Written exercise
Please pull out every line that includes the string "цвета".

Entries from a dataset:
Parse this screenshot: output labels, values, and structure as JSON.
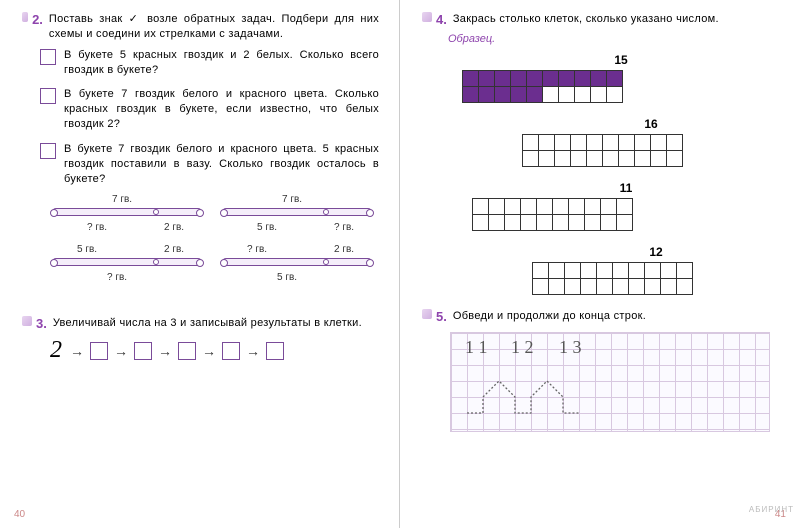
{
  "pageLeft": 40,
  "pageRight": 41,
  "task2": {
    "num": "2.",
    "prompt": "Поставь знак ✓ возле обратных задач. Подбери для них схемы и соедини их стрелками с задачами.",
    "items": [
      {
        "checked": false,
        "text": "В букете 5 красных гвоздик и 2 белых. Сколько всего гвоздик в букете?"
      },
      {
        "checked": false,
        "text": "В букете 7 гвоздик белого и красного цвета. Сколько красных гвоздик в букете, если известно, что белых гвоздик 2?"
      },
      {
        "checked": false,
        "text": "В букете 7 гвоздик белого и красного цвета. 5 красных гвоздик поставили в вазу. Сколько гвоздик осталось в букете?"
      }
    ],
    "schemes": {
      "s1": {
        "top": "7 гв.",
        "left": "? гв.",
        "right": "2 гв."
      },
      "s2": {
        "top": "7 гв.",
        "left": "5 гв.",
        "right": "? гв."
      },
      "s3": {
        "topL": "5 гв.",
        "topR": "2 гв.",
        "bottom": "? гв."
      },
      "s4": {
        "topL": "? гв.",
        "topR": "2 гв.",
        "bottom": "5 гв."
      }
    }
  },
  "task3": {
    "num": "3.",
    "prompt": "Увеличивай числа на 3 и записывай результаты в клетки.",
    "start": "2"
  },
  "task4": {
    "num": "4.",
    "prompt": "Закрась столько клеток, сколько указано числом.",
    "sample": "Образец.",
    "grids": [
      {
        "label": "15",
        "cols": 10,
        "rows": 2,
        "fill": 15
      },
      {
        "label": "16",
        "cols": 10,
        "rows": 2,
        "fill": 0
      },
      {
        "label": "11",
        "cols": 10,
        "rows": 2,
        "fill": 0
      },
      {
        "label": "12",
        "cols": 10,
        "rows": 2,
        "fill": 0
      }
    ]
  },
  "task5": {
    "num": "5.",
    "prompt": "Обведи и продолжи до конца строк.",
    "digits": [
      "1 1",
      "1 2",
      "1 3"
    ]
  },
  "colors": {
    "accent": "#8e44ad",
    "fill": "#6b2e8f",
    "grid": "#d8c8e0"
  }
}
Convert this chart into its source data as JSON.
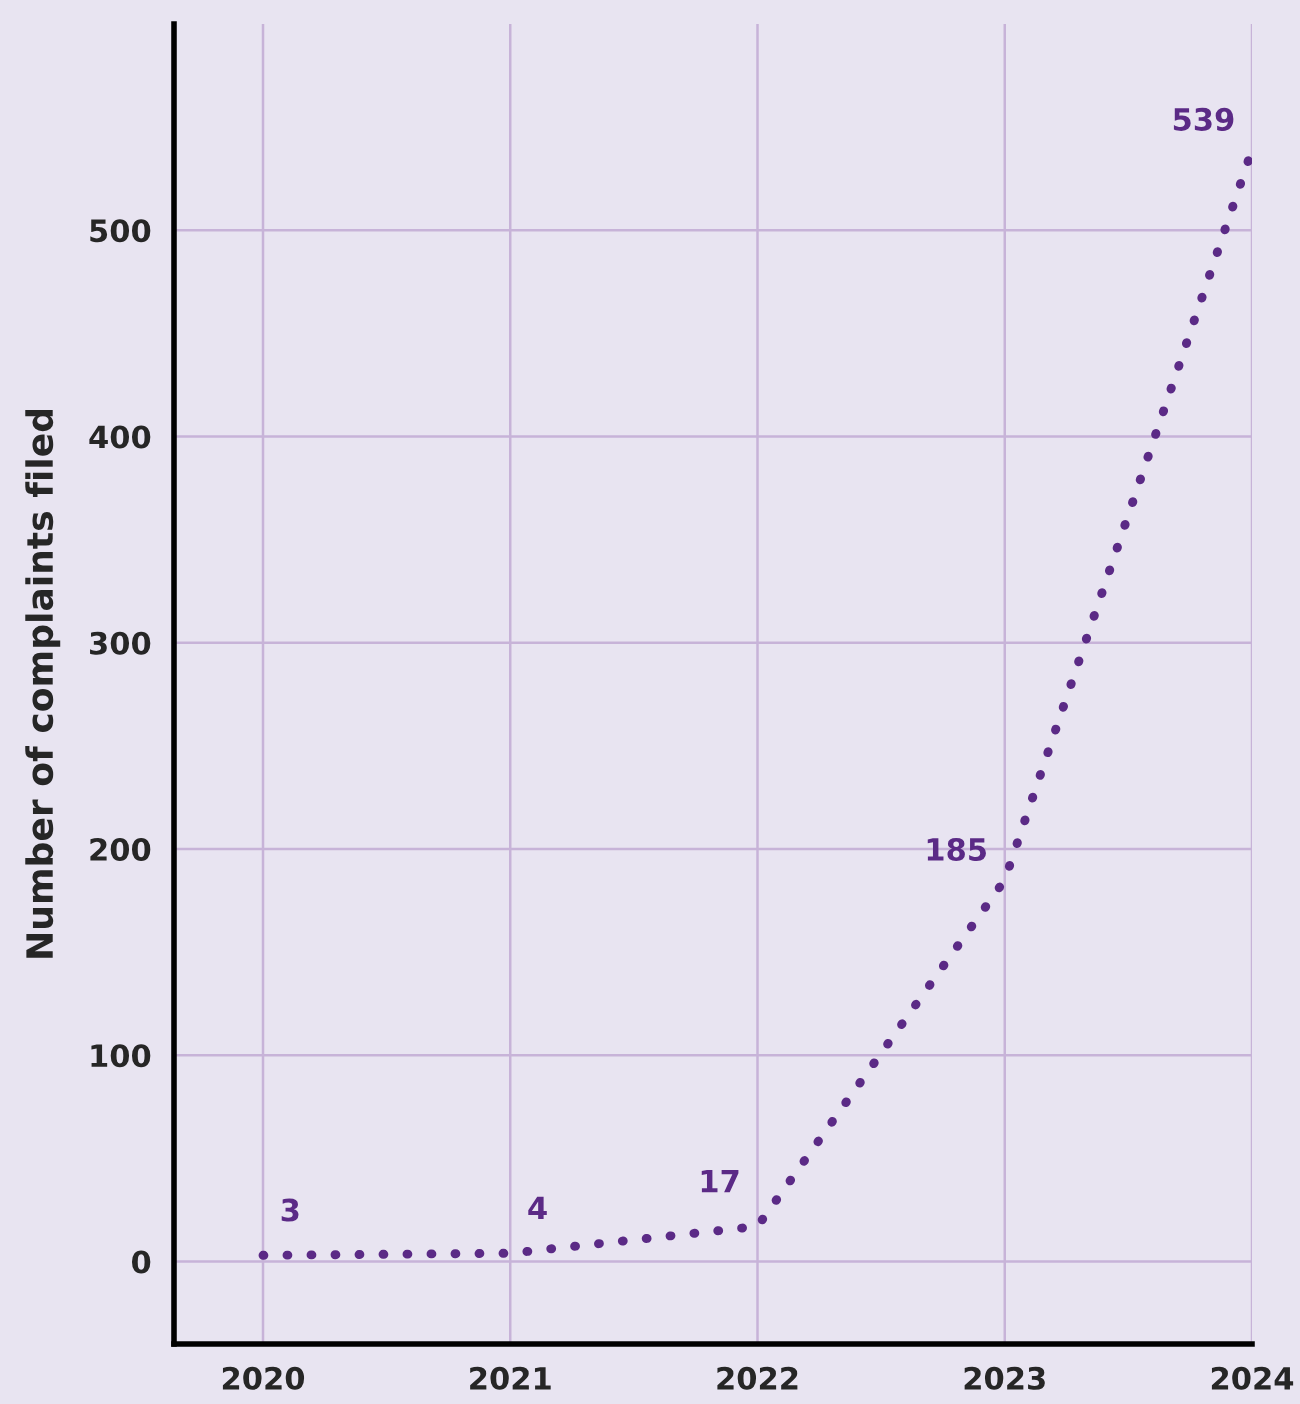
{
  "chart_data": {
    "type": "line",
    "ylabel": "Number of complaints filed",
    "x": [
      2020,
      2021,
      2022,
      2023,
      2024
    ],
    "series": [
      {
        "color": "#5b2a86",
        "values": [
          3,
          4,
          17,
          185,
          539
        ]
      }
    ],
    "xlim": [
      2019.64,
      2024.0
    ],
    "xticks": [
      2020,
      2021,
      2022,
      2023,
      2024
    ],
    "ylim": [
      -40,
      600
    ],
    "yticks": [
      0,
      100,
      200,
      300,
      400,
      500
    ],
    "grid": true,
    "line_style": "dotted",
    "data_labels": true
  }
}
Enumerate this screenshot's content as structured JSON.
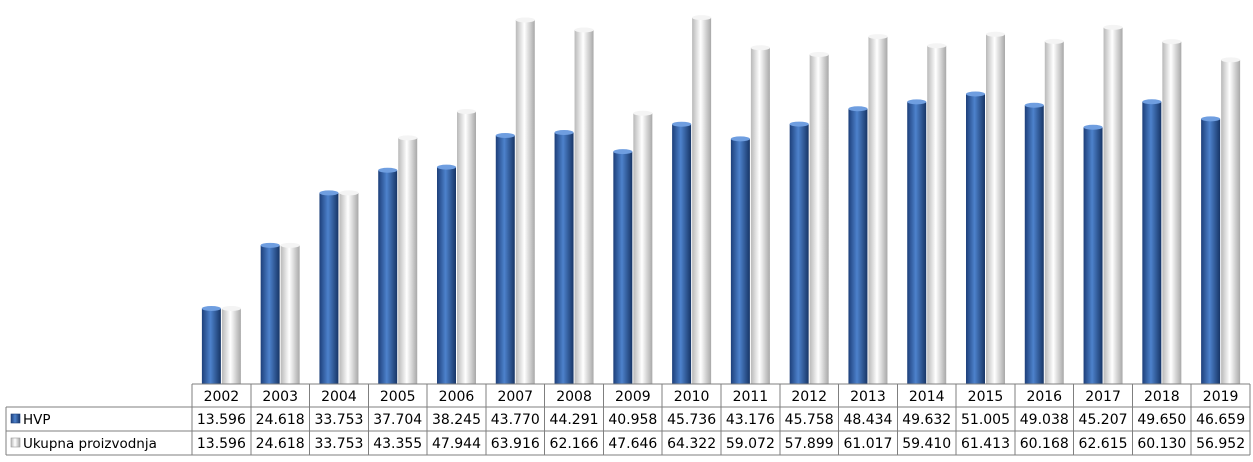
{
  "chart_data": {
    "type": "bar",
    "title": "",
    "xlabel": "",
    "ylabel": "",
    "ylim": [
      0,
      70
    ],
    "grid": false,
    "legend": "data-table-rows",
    "categories": [
      "2002",
      "2003",
      "2004",
      "2005",
      "2006",
      "2007",
      "2008",
      "2009",
      "2010",
      "2011",
      "2012",
      "2013",
      "2014",
      "2015",
      "2016",
      "2017",
      "2018",
      "2019"
    ],
    "series": [
      {
        "name": "HVP",
        "color": "#2b5aa6",
        "values": [
          13.596,
          24.618,
          33.753,
          37.704,
          38.245,
          43.77,
          44.291,
          40.958,
          45.736,
          43.176,
          45.758,
          48.434,
          49.632,
          51.005,
          49.038,
          45.207,
          49.65,
          46.659
        ],
        "labels": [
          "13.596",
          "24.618",
          "33.753",
          "37.704",
          "38.245",
          "43.770",
          "44.291",
          "40.958",
          "45.736",
          "43.176",
          "45.758",
          "48.434",
          "49.632",
          "51.005",
          "49.038",
          "45.207",
          "49.650",
          "46.659"
        ]
      },
      {
        "name": "Ukupna proizvodnja",
        "color": "#d9d9d9",
        "values": [
          13.596,
          24.618,
          33.753,
          43.355,
          47.944,
          63.916,
          62.166,
          47.646,
          64.322,
          59.072,
          57.899,
          61.017,
          59.41,
          61.413,
          60.168,
          62.615,
          60.13,
          56.952
        ],
        "labels": [
          "13.596",
          "24.618",
          "33.753",
          "43.355",
          "47.944",
          "63.916",
          "62.166",
          "47.646",
          "64.322",
          "59.072",
          "57.899",
          "61.017",
          "59.410",
          "61.413",
          "60.168",
          "62.615",
          "60.130",
          "56.952"
        ]
      }
    ]
  }
}
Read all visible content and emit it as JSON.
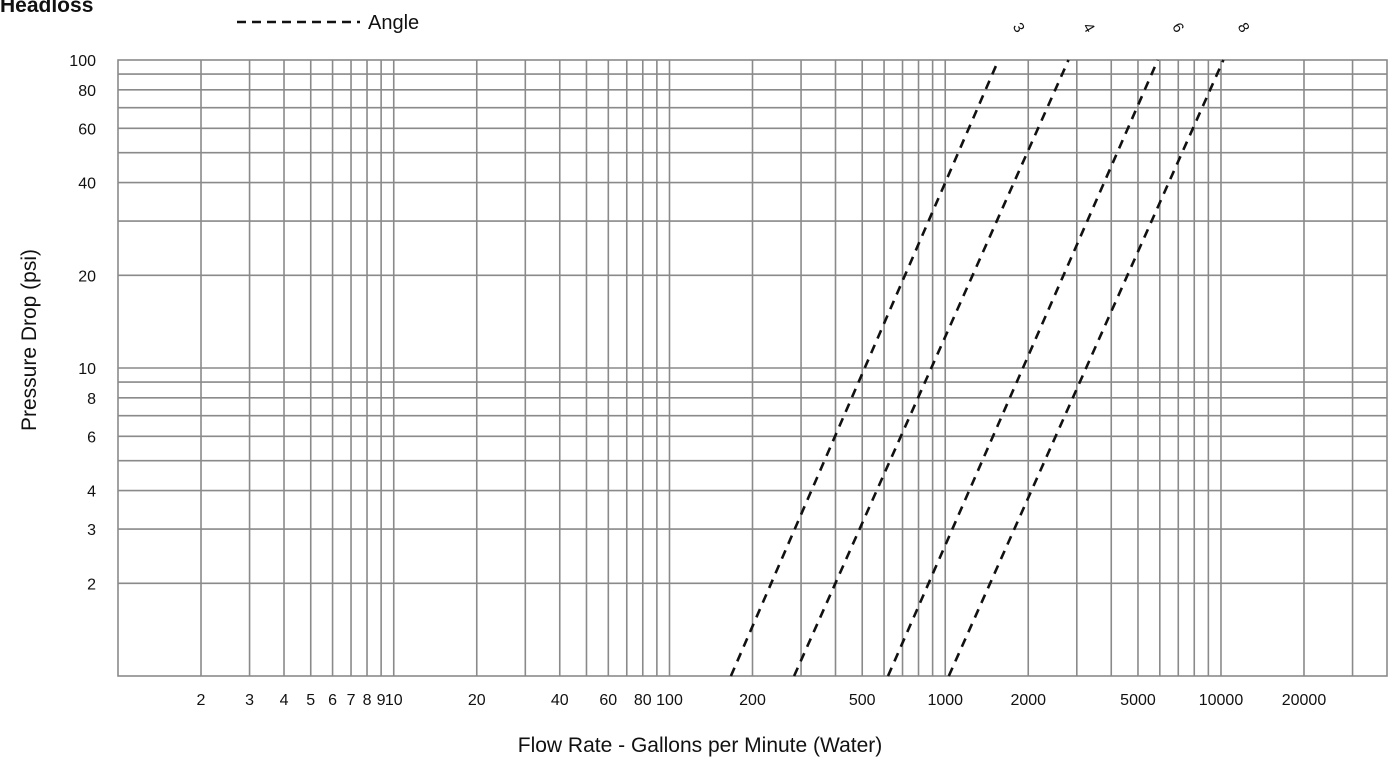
{
  "chart_data": {
    "type": "line",
    "title": "Headloss",
    "legend": {
      "label": "Angle",
      "style": "dashed",
      "placement": "top-left"
    },
    "xlabel": "Flow Rate - Gallons per Minute (Water)",
    "ylabel": "Pressure Drop (psi)",
    "xscale": "log",
    "yscale": "log",
    "xlim": [
      1,
      40000
    ],
    "ylim": [
      1,
      100
    ],
    "grid": true,
    "x_tick_labels": [
      "2",
      "3",
      "4",
      "5",
      "6",
      "7",
      "8",
      "9",
      "10",
      "20",
      "40",
      "60",
      "80",
      "100",
      "200",
      "500",
      "1000",
      "2000",
      "5000",
      "10000",
      "20000"
    ],
    "x_tick_values": [
      2,
      3,
      4,
      5,
      6,
      7,
      8,
      9,
      10,
      20,
      40,
      60,
      80,
      100,
      200,
      500,
      1000,
      2000,
      5000,
      10000,
      20000
    ],
    "y_tick_labels": [
      "100",
      "80",
      "60",
      "40",
      "20",
      "10",
      "8",
      "6",
      "4",
      "3",
      "2"
    ],
    "y_tick_values": [
      100,
      80,
      60,
      40,
      20,
      10,
      8,
      6,
      4,
      3,
      2
    ],
    "series": [
      {
        "name": "3",
        "x": [
          167,
          1560
        ],
        "y": [
          1,
          100
        ]
      },
      {
        "name": "4",
        "x": [
          283,
          2800
        ],
        "y": [
          1,
          100
        ]
      },
      {
        "name": "6",
        "x": [
          620,
          5900
        ],
        "y": [
          1,
          100
        ]
      },
      {
        "name": "8",
        "x": [
          1030,
          10200
        ],
        "y": [
          1,
          100
        ]
      }
    ]
  },
  "colors": {
    "grid": "#8a8a8a",
    "series": "#111111"
  }
}
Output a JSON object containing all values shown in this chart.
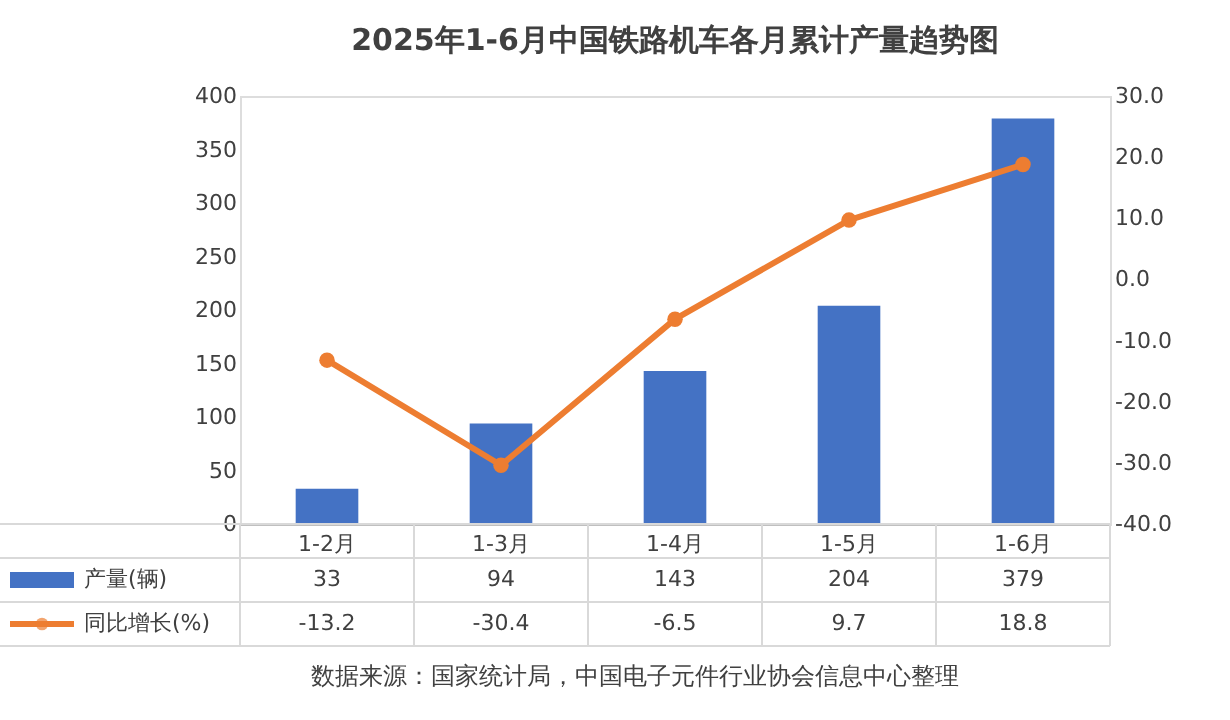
{
  "chart_data": {
    "type": "bar",
    "title": "2025年1-6月中国铁路机车各月累计产量趋势图",
    "categories": [
      "1-2月",
      "1-3月",
      "1-4月",
      "1-5月",
      "1-6月"
    ],
    "series": [
      {
        "name": "产量(辆)",
        "color": "#4472c4",
        "values": [
          33,
          94,
          143,
          204,
          379
        ]
      },
      {
        "name": "同比增长(%)",
        "type": "line",
        "axis": "y2",
        "color": "#ed7d31",
        "values": [
          -13.2,
          -30.4,
          -6.5,
          9.7,
          18.8
        ]
      }
    ],
    "ylim": [
      0,
      400
    ],
    "yticks": [
      0,
      50,
      100,
      150,
      200,
      250,
      300,
      350,
      400
    ],
    "y2lim": [
      -40,
      30
    ],
    "y2ticks": [
      {
        "value": -40,
        "label": "-40.0"
      },
      {
        "value": -30,
        "label": "-30.0"
      },
      {
        "value": -20,
        "label": "-20.0"
      },
      {
        "value": -10,
        "label": "-10.0"
      },
      {
        "value": 0,
        "label": "0.0"
      },
      {
        "value": 10,
        "label": "10.0"
      },
      {
        "value": 20,
        "label": "20.0"
      },
      {
        "value": 30,
        "label": "30.0"
      }
    ],
    "data_labels": true,
    "legend": "bottom left",
    "marker": "circle",
    "line_style": "solid",
    "grid": false,
    "annotations": [
      "数据来源：国家统计局，中国电子元件行业协会信息中心整理"
    ]
  }
}
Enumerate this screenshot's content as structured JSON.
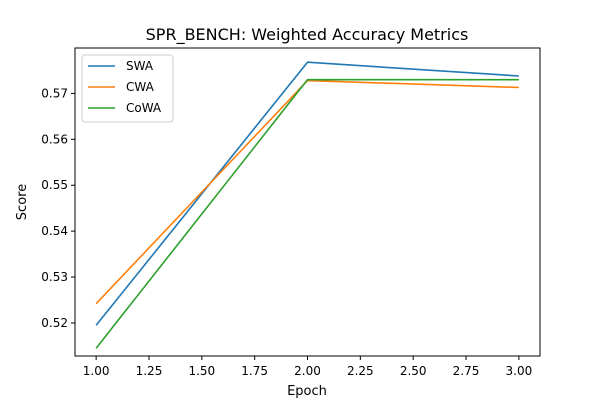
{
  "chart_data": {
    "type": "line",
    "title": "SPR_BENCH: Weighted Accuracy Metrics",
    "xlabel": "Epoch",
    "ylabel": "Score",
    "x": [
      1.0,
      2.0,
      3.0
    ],
    "xlim": [
      0.9,
      3.1
    ],
    "ylim": [
      0.5128,
      0.5799
    ],
    "xticks": [
      1.0,
      1.25,
      1.5,
      1.75,
      2.0,
      2.25,
      2.5,
      2.75,
      3.0
    ],
    "xtick_labels": [
      "1.00",
      "1.25",
      "1.50",
      "1.75",
      "2.00",
      "2.25",
      "2.50",
      "2.75",
      "3.00"
    ],
    "yticks": [
      0.52,
      0.53,
      0.54,
      0.55,
      0.56,
      0.57
    ],
    "ytick_labels": [
      "0.52",
      "0.53",
      "0.54",
      "0.55",
      "0.56",
      "0.57"
    ],
    "grid": false,
    "legend_position": "upper-left",
    "series": [
      {
        "name": "SWA",
        "color": "#1f77b4",
        "values": [
          0.5195,
          0.5768,
          0.5738
        ]
      },
      {
        "name": "CWA",
        "color": "#ff7f0e",
        "values": [
          0.5242,
          0.5728,
          0.5713
        ]
      },
      {
        "name": "CoWA",
        "color": "#2ca02c",
        "values": [
          0.5145,
          0.573,
          0.573
        ]
      }
    ]
  }
}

Solution
        "text": "В букете 7 гвоздик белого и красного цвета. Сколько красных гвоздик в букете, если известно, что белых гвоздик 2?"
        "text": "В букете 7 гвоздик белого и красного цвета. 5 красных гвоздик поставили в вазу. Сколько гвоздик осталось в букете?"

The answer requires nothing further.